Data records
╔══

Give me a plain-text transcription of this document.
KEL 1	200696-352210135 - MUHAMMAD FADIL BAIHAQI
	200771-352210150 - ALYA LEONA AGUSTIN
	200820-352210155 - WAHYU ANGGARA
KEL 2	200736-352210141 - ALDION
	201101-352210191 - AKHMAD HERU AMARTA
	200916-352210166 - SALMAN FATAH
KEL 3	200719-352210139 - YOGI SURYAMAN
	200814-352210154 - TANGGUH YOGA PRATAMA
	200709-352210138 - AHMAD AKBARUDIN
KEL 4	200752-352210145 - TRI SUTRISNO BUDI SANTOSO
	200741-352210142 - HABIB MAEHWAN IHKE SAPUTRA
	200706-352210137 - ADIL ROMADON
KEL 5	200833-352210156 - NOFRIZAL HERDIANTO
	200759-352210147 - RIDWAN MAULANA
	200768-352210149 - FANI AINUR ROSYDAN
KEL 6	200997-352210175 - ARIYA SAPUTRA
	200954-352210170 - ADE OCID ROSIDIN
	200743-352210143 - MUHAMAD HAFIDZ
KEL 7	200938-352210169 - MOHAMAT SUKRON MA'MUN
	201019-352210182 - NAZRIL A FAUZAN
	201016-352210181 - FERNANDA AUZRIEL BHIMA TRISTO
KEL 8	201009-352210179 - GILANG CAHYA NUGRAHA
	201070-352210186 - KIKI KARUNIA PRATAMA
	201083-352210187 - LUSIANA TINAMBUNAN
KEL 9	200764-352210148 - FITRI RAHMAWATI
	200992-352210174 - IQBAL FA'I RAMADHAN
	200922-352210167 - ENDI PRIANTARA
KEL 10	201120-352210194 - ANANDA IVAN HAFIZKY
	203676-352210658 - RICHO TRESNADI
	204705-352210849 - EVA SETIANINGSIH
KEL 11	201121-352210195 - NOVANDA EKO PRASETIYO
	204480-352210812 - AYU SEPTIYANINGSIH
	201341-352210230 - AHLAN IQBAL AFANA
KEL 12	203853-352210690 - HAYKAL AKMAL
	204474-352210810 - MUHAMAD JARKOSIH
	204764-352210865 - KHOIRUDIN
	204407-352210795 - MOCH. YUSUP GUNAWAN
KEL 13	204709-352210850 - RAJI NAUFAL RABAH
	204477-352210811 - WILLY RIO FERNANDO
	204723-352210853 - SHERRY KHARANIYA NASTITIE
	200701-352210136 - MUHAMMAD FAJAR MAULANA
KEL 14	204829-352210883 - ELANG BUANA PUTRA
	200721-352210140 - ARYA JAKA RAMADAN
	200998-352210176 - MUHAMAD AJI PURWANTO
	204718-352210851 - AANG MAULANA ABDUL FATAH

╚══
╔══

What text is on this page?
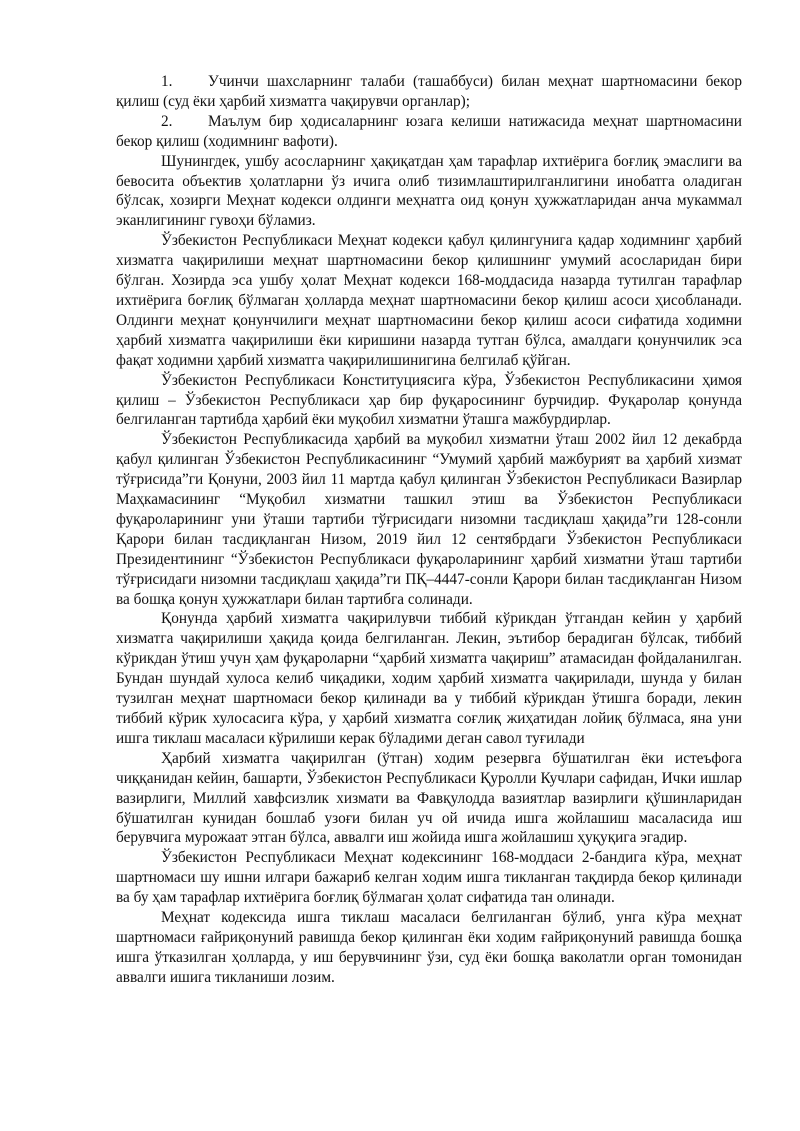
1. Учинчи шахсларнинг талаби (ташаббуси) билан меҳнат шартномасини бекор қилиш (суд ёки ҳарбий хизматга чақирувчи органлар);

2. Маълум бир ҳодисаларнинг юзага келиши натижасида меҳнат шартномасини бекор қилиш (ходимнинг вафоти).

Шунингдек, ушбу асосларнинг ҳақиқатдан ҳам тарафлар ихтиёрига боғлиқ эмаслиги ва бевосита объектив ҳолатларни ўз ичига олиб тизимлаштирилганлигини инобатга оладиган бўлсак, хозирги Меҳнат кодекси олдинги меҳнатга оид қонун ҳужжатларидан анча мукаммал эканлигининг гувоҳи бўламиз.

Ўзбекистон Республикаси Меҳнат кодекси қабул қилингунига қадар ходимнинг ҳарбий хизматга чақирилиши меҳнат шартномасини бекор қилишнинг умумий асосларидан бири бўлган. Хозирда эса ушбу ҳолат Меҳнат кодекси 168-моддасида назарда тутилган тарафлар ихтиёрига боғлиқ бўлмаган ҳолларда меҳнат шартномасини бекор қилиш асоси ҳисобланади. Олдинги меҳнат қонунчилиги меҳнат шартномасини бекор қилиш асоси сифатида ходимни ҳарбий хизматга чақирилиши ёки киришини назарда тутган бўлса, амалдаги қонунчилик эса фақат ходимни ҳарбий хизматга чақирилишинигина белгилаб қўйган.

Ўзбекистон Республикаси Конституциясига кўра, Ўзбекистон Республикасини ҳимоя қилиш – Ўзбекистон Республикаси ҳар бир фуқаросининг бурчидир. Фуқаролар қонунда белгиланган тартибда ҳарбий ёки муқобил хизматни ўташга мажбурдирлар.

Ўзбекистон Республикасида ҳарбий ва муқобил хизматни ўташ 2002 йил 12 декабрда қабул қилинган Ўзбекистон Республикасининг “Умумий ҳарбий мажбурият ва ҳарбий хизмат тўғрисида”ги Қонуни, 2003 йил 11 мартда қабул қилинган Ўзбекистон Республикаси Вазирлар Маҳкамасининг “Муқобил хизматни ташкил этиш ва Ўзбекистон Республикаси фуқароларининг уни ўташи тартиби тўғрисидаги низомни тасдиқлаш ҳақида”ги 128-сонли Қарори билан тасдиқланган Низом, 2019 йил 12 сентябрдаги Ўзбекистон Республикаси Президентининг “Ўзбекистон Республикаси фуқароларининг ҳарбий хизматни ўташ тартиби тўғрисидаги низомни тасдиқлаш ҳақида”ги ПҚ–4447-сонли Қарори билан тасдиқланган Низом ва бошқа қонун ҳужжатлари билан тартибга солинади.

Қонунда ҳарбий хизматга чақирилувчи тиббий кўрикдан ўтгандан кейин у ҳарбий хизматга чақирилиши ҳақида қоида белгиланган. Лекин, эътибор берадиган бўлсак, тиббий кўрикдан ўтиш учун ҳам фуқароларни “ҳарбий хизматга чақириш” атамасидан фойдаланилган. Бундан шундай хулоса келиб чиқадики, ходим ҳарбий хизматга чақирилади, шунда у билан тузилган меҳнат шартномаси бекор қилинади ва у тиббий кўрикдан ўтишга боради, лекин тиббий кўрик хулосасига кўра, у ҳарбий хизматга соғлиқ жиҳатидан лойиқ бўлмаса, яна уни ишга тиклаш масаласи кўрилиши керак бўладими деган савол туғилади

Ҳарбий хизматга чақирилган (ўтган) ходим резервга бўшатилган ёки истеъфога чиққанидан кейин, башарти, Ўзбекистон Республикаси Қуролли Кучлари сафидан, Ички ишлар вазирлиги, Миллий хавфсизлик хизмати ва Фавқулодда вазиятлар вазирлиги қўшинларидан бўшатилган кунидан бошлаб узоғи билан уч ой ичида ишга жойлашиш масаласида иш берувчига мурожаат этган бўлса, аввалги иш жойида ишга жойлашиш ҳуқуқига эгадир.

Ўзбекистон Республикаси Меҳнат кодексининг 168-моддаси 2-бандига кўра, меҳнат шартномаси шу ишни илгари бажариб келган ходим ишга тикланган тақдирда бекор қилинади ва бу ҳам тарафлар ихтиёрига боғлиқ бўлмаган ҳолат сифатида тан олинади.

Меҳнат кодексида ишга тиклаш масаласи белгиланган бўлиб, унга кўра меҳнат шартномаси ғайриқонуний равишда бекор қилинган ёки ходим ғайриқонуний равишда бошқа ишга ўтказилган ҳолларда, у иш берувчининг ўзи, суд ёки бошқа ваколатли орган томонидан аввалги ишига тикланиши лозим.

╚══

Look through the data above. Copy every line with the string "IQBAL" in it.

	200992-352210174 - IQBAL FA'I RAMADHAN
	201341-352210230 - AHLAN IQBAL AFANA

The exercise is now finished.